** Start of Listed entries **

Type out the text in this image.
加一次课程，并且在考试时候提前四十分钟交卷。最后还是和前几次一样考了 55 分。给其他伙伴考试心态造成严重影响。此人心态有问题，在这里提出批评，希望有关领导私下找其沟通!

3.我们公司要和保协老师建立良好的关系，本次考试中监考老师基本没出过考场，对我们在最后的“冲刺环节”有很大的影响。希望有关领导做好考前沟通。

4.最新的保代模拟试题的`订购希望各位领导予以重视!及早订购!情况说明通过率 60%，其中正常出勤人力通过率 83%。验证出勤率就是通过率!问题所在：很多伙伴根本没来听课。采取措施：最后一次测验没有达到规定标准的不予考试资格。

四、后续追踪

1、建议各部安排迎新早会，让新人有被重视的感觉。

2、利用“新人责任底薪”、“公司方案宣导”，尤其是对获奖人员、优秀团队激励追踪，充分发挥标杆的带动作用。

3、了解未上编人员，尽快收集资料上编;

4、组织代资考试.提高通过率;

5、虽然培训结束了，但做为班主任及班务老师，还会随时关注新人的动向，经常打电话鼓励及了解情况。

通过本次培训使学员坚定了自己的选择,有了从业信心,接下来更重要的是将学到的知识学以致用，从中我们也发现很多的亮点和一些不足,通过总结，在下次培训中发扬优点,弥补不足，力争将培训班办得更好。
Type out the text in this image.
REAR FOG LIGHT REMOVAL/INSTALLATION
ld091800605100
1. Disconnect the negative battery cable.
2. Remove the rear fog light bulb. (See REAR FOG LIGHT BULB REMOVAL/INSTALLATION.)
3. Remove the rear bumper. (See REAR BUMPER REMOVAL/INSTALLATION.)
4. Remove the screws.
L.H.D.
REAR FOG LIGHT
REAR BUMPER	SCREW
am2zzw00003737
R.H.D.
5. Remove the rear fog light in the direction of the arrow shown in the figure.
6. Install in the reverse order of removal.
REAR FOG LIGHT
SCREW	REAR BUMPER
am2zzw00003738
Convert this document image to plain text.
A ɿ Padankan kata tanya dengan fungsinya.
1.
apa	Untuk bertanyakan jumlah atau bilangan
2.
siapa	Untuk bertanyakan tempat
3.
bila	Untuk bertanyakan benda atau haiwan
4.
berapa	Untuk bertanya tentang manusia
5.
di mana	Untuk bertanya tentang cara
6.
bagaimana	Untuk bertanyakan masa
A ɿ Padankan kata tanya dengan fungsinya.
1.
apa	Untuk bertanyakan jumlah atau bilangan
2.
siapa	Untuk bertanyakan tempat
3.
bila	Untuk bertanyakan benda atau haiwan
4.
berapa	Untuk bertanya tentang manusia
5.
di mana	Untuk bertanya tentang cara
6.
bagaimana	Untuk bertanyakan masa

** End of Listed entries **

Only the lines from the one that contains "Convert this document image to plain text." to the end of the data should be output, exactly as they appear.

Full output
Convert this document image to plain text.
A ɿ Padankan kata tanya dengan fungsinya.
1.
apa	Untuk bertanyakan jumlah atau bilangan
2.
siapa	Untuk bertanyakan tempat
3.
bila	Untuk bertanyakan benda atau haiwan
4.
berapa	Untuk bertanya tentang manusia
5.
di mana	Untuk bertanya tentang cara
6.
bagaimana	Untuk bertanyakan masa
A ɿ Padankan kata tanya dengan fungsinya.
1.
apa	Untuk bertanyakan jumlah atau bilangan
2.
siapa	Untuk bertanyakan tempat
3.
bila	Untuk bertanyakan benda atau haiwan
4.
berapa	Untuk bertanya tentang manusia
5.
di mana	Untuk bertanya tentang cara
6.
bagaimana	Untuk bertanyakan masa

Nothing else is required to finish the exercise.